◆ **Aim of the exercise**
Write out the material below again, unchanged.

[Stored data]

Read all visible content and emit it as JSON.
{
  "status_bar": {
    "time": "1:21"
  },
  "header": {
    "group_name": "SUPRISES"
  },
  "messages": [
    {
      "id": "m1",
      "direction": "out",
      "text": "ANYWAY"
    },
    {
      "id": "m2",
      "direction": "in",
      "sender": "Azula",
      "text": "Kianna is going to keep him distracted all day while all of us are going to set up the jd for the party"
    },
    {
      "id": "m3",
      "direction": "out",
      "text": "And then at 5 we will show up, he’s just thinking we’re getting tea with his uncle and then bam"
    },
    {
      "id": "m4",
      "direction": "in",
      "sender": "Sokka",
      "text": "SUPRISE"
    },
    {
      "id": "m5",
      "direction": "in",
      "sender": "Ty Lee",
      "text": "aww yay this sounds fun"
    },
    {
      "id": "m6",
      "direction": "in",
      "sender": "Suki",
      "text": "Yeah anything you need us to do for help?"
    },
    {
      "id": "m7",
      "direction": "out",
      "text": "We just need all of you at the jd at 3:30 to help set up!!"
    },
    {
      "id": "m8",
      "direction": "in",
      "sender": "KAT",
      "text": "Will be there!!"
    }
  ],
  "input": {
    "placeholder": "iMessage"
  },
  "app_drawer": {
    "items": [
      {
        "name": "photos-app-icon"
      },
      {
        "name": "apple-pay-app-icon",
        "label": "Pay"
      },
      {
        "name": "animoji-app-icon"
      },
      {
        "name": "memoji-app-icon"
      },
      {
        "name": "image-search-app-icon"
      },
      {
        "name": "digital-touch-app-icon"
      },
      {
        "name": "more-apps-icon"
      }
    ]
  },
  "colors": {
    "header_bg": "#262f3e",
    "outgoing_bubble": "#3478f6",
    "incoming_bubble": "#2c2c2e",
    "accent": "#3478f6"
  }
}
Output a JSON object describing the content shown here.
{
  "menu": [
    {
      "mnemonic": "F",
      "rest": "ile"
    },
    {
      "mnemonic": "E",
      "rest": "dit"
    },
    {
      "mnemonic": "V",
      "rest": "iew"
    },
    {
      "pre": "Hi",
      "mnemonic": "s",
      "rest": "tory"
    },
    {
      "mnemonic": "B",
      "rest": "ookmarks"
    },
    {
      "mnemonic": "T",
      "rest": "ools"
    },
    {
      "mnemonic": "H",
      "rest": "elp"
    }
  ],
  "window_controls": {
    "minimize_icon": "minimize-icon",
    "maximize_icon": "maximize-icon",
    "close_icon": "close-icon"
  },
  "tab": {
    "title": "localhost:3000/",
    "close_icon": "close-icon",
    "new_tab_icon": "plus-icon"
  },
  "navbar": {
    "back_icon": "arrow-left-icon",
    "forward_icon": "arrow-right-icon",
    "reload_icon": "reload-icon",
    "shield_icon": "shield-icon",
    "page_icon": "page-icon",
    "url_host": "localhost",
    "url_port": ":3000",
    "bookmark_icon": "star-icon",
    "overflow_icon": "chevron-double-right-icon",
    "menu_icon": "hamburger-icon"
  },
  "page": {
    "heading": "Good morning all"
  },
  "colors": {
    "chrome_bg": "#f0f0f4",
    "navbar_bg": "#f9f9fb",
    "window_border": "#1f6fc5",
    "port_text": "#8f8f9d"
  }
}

◆ **Answer to this task**
Read all visible content and emit it as JSON.
{
  "status_bar": {
    "time": "1:21"
  },
  "header": {
    "group_name": "SUPRISES"
  },
  "messages": [
    {
      "id": "m1",
      "direction": "out",
      "text": "ANYWAY"
    },
    {
      "id": "m2",
      "direction": "in",
      "sender": "Azula",
      "text": "Kianna is going to keep him distracted all day while all of us are going to set up the jd for the party"
    },
    {
      "id": "m3",
      "direction": "out",
      "text": "And then at 5 we will show up, he’s just thinking we’re getting tea with his uncle and then bam"
    },
    {
      "id": "m4",
      "direction": "in",
      "sender": "Sokka",
      "text": "SUPRISE"
    },
    {
      "id": "m5",
      "direction": "in",
      "sender": "Ty Lee",
      "text": "aww yay this sounds fun"
    },
    {
      "id": "m6",
      "direction": "in",
      "sender": "Suki",
      "text": "Yeah anything you need us to do for help?"
    },
    {
      "id": "m7",
      "direction": "out",
      "text": "We just need all of you at the jd at 3:30 to help set up!!"
    },
    {
      "id": "m8",
      "direction": "in",
      "sender": "KAT",
      "text": "Will be there!!"
    }
  ],
  "input": {
    "placeholder": "iMessage"
  },
  "app_drawer": {
    "items": [
      {
        "name": "photos-app-icon"
      },
      {
        "name": "apple-pay-app-icon",
        "label": "Pay"
      },
      {
        "name": "animoji-app-icon"
      },
      {
        "name": "memoji-app-icon"
      },
      {
        "name": "image-search-app-icon"
      },
      {
        "name": "digital-touch-app-icon"
      },
      {
        "name": "more-apps-icon"
      }
    ]
  },
  "colors": {
    "header_bg": "#262f3e",
    "outgoing_bubble": "#3478f6",
    "incoming_bubble": "#2c2c2e",
    "accent": "#3478f6"
  }
}
Output a JSON object describing the content shown here.
{
  "menu": [
    {
      "mnemonic": "F",
      "rest": "ile"
    },
    {
      "mnemonic": "E",
      "rest": "dit"
    },
    {
      "mnemonic": "V",
      "rest": "iew"
    },
    {
      "pre": "Hi",
      "mnemonic": "s",
      "rest": "tory"
    },
    {
      "mnemonic": "B",
      "rest": "ookmarks"
    },
    {
      "mnemonic": "T",
      "rest": "ools"
    },
    {
      "mnemonic": "H",
      "rest": "elp"
    }
  ],
  "window_controls": {
    "minimize_icon": "minimize-icon",
    "maximize_icon": "maximize-icon",
    "close_icon": "close-icon"
  },
  "tab": {
    "title": "localhost:3000/",
    "close_icon": "close-icon",
    "new_tab_icon": "plus-icon"
  },
  "navbar": {
    "back_icon": "arrow-left-icon",
    "forward_icon": "arrow-right-icon",
    "reload_icon": "reload-icon",
    "shield_icon": "shield-icon",
    "page_icon": "page-icon",
    "url_host": "localhost",
    "url_port": ":3000",
    "bookmark_icon": "star-icon",
    "overflow_icon": "chevron-double-right-icon",
    "menu_icon": "hamburger-icon"
  },
  "page": {
    "heading": "Good morning all"
  },
  "colors": {
    "chrome_bg": "#f0f0f4",
    "navbar_bg": "#f9f9fb",
    "window_border": "#1f6fc5",
    "port_text": "#8f8f9d"
  }
}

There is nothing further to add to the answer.